[Start]
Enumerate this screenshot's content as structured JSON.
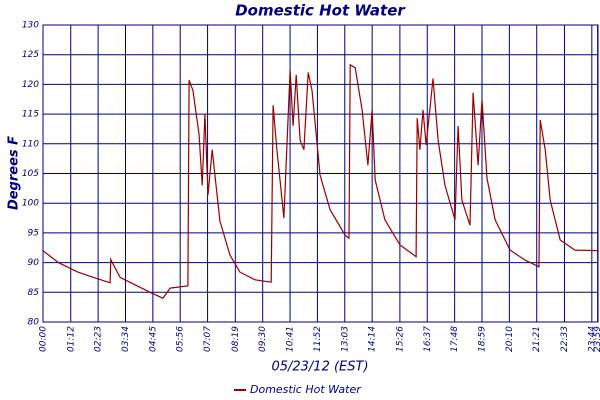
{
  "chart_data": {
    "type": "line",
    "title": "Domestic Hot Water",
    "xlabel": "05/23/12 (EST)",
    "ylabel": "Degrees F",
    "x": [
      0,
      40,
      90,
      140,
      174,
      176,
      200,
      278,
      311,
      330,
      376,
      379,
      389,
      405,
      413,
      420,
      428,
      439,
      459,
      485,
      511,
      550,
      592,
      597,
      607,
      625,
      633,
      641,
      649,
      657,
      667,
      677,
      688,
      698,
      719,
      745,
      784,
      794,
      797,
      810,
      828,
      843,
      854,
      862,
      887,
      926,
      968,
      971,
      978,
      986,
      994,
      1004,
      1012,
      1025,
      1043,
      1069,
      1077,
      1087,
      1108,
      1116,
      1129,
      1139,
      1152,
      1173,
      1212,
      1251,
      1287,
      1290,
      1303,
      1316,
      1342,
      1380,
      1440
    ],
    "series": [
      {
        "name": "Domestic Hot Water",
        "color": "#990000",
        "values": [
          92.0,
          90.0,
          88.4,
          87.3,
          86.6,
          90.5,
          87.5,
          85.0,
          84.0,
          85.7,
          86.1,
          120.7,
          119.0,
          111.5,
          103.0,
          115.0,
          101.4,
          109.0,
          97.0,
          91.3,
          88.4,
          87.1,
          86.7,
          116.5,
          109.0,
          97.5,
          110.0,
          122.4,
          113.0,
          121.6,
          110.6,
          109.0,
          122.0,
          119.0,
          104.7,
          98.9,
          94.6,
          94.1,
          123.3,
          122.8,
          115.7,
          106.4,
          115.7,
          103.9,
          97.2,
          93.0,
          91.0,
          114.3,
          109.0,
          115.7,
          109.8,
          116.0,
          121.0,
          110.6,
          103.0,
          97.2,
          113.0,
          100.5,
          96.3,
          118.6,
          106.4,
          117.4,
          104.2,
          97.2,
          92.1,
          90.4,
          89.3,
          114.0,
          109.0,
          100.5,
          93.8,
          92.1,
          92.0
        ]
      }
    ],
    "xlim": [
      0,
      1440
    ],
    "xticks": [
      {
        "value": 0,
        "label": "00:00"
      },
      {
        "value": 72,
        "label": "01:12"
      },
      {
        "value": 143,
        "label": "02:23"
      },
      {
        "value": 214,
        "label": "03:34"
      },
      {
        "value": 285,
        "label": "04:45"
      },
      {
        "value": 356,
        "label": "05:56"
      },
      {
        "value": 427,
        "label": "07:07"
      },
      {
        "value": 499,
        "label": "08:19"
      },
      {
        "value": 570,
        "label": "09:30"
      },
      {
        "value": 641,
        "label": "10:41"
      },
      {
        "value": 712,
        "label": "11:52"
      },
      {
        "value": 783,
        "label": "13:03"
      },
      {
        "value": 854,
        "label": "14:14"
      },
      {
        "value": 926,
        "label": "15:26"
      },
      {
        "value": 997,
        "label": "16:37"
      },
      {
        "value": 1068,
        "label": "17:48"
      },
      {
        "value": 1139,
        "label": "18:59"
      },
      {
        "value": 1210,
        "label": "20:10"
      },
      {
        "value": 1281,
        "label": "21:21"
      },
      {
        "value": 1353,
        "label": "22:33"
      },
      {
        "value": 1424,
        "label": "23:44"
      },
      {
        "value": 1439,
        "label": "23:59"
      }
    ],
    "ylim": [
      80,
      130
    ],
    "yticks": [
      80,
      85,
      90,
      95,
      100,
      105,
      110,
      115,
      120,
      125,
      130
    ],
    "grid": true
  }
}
[End]
[PROBLEM DETAILS]
Write out every record above exactly as it stands, but leave out the pictures.

[RESPONSE TO THE TASK]
Enumerate this screenshot's content as structured JSON.
{
  "chart_data": {
    "type": "line",
    "title": "Domestic Hot Water",
    "xlabel": "05/23/12 (EST)",
    "ylabel": "Degrees F",
    "x": [
      0,
      40,
      90,
      140,
      174,
      176,
      200,
      278,
      311,
      330,
      376,
      379,
      389,
      405,
      413,
      420,
      428,
      439,
      459,
      485,
      511,
      550,
      592,
      597,
      607,
      625,
      633,
      641,
      649,
      657,
      667,
      677,
      688,
      698,
      719,
      745,
      784,
      794,
      797,
      810,
      828,
      843,
      854,
      862,
      887,
      926,
      968,
      971,
      978,
      986,
      994,
      1004,
      1012,
      1025,
      1043,
      1069,
      1077,
      1087,
      1108,
      1116,
      1129,
      1139,
      1152,
      1173,
      1212,
      1251,
      1287,
      1290,
      1303,
      1316,
      1342,
      1380,
      1440
    ],
    "series": [
      {
        "name": "Domestic Hot Water",
        "color": "#990000",
        "values": [
          92.0,
          90.0,
          88.4,
          87.3,
          86.6,
          90.5,
          87.5,
          85.0,
          84.0,
          85.7,
          86.1,
          120.7,
          119.0,
          111.5,
          103.0,
          115.0,
          101.4,
          109.0,
          97.0,
          91.3,
          88.4,
          87.1,
          86.7,
          116.5,
          109.0,
          97.5,
          110.0,
          122.4,
          113.0,
          121.6,
          110.6,
          109.0,
          122.0,
          119.0,
          104.7,
          98.9,
          94.6,
          94.1,
          123.3,
          122.8,
          115.7,
          106.4,
          115.7,
          103.9,
          97.2,
          93.0,
          91.0,
          114.3,
          109.0,
          115.7,
          109.8,
          116.0,
          121.0,
          110.6,
          103.0,
          97.2,
          113.0,
          100.5,
          96.3,
          118.6,
          106.4,
          117.4,
          104.2,
          97.2,
          92.1,
          90.4,
          89.3,
          114.0,
          109.0,
          100.5,
          93.8,
          92.1,
          92.0
        ]
      }
    ],
    "xlim": [
      0,
      1440
    ],
    "xticks": [
      {
        "value": 0,
        "label": "00:00"
      },
      {
        "value": 72,
        "label": "01:12"
      },
      {
        "value": 143,
        "label": "02:23"
      },
      {
        "value": 214,
        "label": "03:34"
      },
      {
        "value": 285,
        "label": "04:45"
      },
      {
        "value": 356,
        "label": "05:56"
      },
      {
        "value": 427,
        "label": "07:07"
      },
      {
        "value": 499,
        "label": "08:19"
      },
      {
        "value": 570,
        "label": "09:30"
      },
      {
        "value": 641,
        "label": "10:41"
      },
      {
        "value": 712,
        "label": "11:52"
      },
      {
        "value": 783,
        "label": "13:03"
      },
      {
        "value": 854,
        "label": "14:14"
      },
      {
        "value": 926,
        "label": "15:26"
      },
      {
        "value": 997,
        "label": "16:37"
      },
      {
        "value": 1068,
        "label": "17:48"
      },
      {
        "value": 1139,
        "label": "18:59"
      },
      {
        "value": 1210,
        "label": "20:10"
      },
      {
        "value": 1281,
        "label": "21:21"
      },
      {
        "value": 1353,
        "label": "22:33"
      },
      {
        "value": 1424,
        "label": "23:44"
      },
      {
        "value": 1439,
        "label": "23:59"
      }
    ],
    "ylim": [
      80,
      130
    ],
    "yticks": [
      80,
      85,
      90,
      95,
      100,
      105,
      110,
      115,
      120,
      125,
      130
    ],
    "grid": true
  }
}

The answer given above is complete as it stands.